• _Exercise_: Select and reproduce each line of the listing below that bears the string "text".

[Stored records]
— BEGIN —

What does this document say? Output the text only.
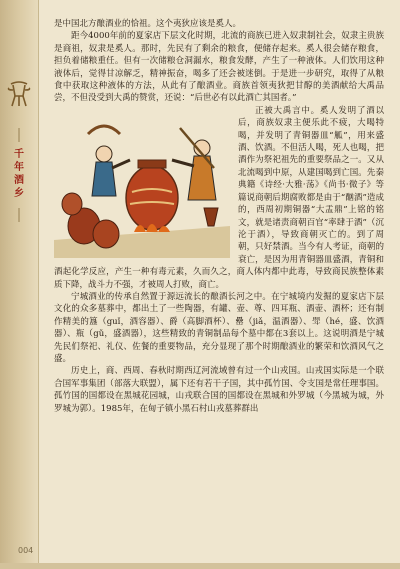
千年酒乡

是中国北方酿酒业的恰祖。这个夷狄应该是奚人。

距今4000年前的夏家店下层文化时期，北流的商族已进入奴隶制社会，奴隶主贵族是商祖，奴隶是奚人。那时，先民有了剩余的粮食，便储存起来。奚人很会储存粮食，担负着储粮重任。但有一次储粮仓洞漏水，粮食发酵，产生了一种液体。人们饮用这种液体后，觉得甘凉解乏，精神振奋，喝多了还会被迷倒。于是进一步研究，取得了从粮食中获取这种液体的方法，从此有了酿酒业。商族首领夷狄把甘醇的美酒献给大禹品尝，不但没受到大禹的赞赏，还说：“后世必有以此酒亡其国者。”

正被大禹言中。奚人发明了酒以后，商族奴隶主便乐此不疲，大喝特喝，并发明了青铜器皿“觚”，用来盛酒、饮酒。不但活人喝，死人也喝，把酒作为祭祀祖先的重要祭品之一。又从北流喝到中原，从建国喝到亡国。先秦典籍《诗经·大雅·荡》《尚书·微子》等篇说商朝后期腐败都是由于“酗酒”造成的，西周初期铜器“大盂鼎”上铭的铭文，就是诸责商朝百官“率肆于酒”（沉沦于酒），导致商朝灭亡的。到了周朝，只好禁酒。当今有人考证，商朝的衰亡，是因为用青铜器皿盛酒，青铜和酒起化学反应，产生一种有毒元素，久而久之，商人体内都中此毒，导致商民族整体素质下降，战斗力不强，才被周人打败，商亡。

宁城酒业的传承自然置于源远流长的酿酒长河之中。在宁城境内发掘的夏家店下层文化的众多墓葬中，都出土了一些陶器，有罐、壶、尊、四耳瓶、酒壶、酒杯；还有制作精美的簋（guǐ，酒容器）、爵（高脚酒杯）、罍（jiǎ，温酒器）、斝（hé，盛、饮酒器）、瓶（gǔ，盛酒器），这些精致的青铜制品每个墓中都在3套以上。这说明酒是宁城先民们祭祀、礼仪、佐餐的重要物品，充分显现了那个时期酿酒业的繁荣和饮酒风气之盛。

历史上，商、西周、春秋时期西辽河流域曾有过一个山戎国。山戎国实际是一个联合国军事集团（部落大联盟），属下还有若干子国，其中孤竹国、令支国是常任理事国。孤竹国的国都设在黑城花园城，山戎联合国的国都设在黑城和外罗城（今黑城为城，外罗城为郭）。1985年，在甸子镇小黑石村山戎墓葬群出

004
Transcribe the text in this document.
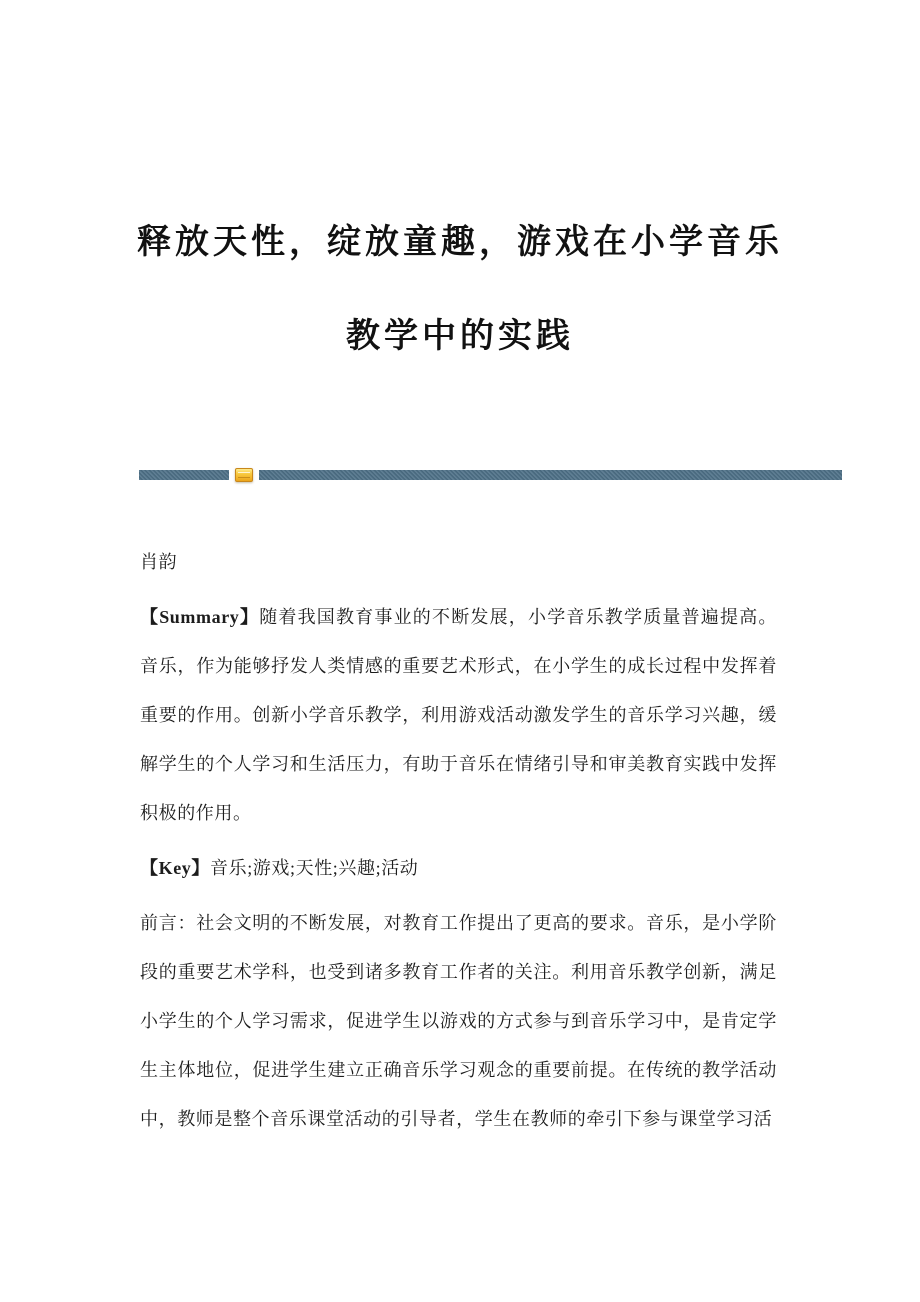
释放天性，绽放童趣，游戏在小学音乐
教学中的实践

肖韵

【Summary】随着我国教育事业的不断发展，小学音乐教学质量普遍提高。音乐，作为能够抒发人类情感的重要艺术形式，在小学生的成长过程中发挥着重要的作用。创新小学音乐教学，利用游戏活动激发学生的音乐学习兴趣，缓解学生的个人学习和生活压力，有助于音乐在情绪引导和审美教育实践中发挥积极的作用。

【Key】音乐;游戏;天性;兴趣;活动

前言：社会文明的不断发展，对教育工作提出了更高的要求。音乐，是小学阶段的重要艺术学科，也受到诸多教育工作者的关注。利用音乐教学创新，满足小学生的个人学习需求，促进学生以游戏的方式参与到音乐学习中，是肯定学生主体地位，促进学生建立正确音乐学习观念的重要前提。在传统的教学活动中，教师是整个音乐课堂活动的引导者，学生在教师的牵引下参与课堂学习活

— END —

• _Task solution_:
What does this document say? Output the text only.
Transcribe the text in this document.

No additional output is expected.